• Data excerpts
* START *
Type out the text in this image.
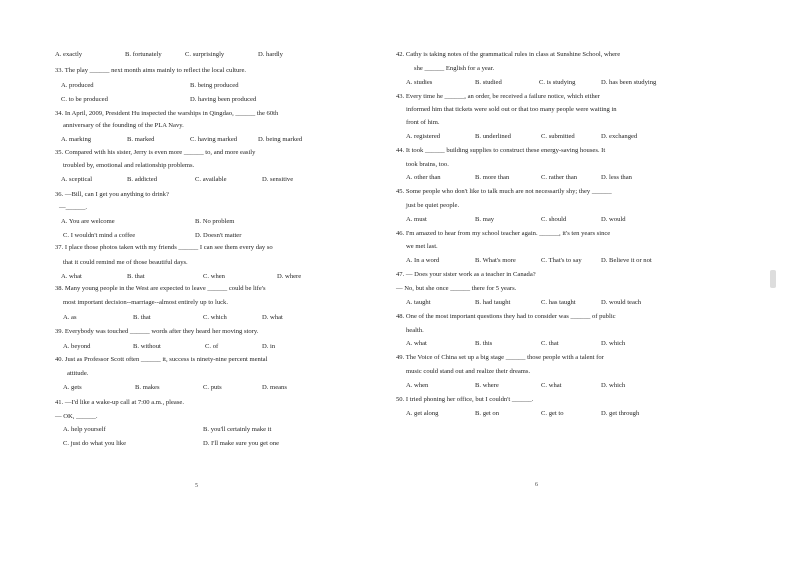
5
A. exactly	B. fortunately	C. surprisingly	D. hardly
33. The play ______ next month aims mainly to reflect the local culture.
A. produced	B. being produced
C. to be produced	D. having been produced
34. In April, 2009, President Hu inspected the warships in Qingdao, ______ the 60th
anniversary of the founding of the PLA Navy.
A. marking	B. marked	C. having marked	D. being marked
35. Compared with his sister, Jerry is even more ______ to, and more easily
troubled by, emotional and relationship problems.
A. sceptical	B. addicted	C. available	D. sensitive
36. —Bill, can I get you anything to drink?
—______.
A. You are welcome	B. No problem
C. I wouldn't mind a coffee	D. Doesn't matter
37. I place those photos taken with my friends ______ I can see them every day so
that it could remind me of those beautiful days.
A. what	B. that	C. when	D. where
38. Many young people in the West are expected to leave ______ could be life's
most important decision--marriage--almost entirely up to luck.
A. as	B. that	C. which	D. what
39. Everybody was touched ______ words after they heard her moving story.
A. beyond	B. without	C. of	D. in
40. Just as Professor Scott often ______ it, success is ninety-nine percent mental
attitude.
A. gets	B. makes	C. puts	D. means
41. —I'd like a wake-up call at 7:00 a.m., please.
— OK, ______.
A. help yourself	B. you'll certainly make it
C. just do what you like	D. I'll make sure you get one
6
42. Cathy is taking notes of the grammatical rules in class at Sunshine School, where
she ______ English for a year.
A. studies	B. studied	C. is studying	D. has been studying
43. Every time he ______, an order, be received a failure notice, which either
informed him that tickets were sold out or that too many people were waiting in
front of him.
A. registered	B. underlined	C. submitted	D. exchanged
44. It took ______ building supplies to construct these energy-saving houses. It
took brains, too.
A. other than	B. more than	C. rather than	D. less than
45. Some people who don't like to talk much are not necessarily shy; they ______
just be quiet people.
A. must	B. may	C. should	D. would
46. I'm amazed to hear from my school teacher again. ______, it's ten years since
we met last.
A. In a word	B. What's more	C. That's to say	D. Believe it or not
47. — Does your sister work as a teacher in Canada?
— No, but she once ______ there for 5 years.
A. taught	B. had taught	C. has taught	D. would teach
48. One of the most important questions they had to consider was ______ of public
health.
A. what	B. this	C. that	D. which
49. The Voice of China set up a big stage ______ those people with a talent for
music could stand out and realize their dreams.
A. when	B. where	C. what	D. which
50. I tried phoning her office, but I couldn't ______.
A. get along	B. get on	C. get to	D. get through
* END *
* START *
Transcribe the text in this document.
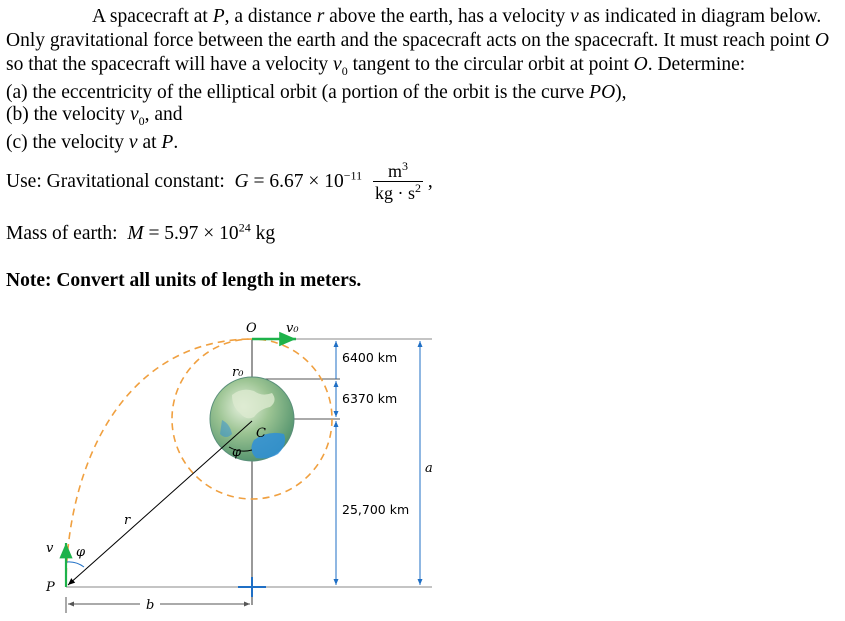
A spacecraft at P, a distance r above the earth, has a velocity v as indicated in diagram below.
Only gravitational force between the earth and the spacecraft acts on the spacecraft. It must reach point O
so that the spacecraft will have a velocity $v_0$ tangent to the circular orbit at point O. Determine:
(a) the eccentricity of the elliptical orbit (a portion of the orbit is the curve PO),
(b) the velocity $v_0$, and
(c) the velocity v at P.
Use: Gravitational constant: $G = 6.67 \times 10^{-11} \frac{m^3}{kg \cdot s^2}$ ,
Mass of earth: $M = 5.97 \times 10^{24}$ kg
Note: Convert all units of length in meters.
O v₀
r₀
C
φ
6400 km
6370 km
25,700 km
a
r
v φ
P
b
* END *
* START *
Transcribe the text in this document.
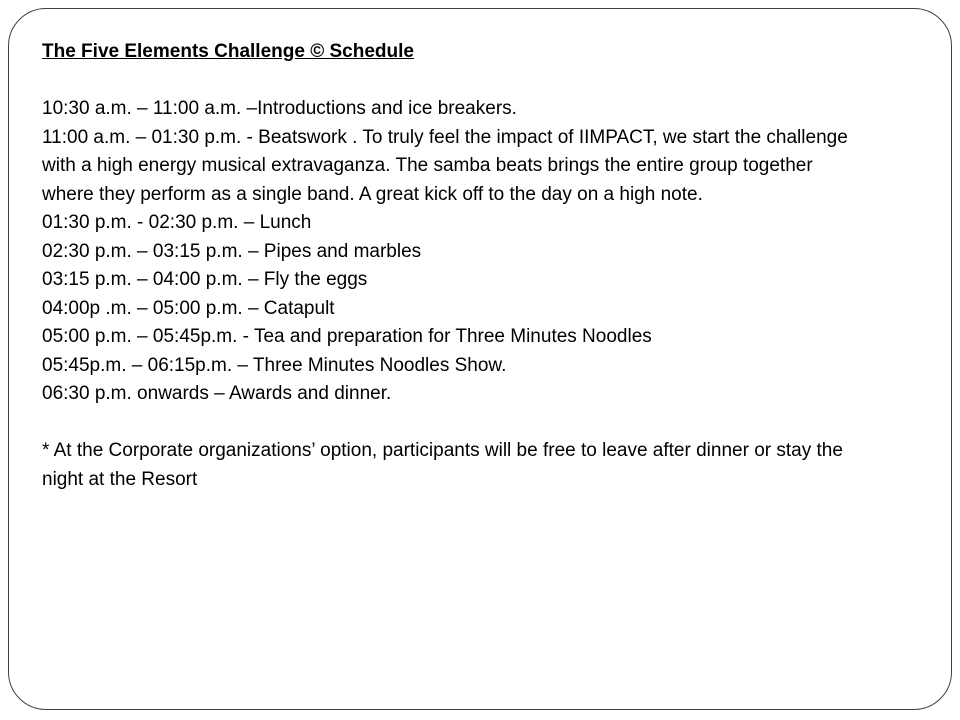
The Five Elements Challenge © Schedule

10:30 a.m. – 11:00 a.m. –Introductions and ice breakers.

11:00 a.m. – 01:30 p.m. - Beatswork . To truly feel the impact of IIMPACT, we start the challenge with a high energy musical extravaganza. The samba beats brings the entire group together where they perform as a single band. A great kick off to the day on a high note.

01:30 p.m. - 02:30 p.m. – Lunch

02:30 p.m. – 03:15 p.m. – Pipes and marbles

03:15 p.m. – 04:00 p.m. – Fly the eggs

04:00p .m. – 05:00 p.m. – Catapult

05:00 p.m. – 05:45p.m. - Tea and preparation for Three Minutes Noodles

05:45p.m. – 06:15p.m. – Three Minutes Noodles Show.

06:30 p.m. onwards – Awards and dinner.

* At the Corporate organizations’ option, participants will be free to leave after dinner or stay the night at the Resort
* END *
• Required task
Filter the entries down to the lines containing "leave". Copy each of those lines.

• Answer
38. Many young people in the West are expected to leave ______ could be life's
* At the Corporate organizations’ option, participants will be free to leave after dinner or stay the night at the Resort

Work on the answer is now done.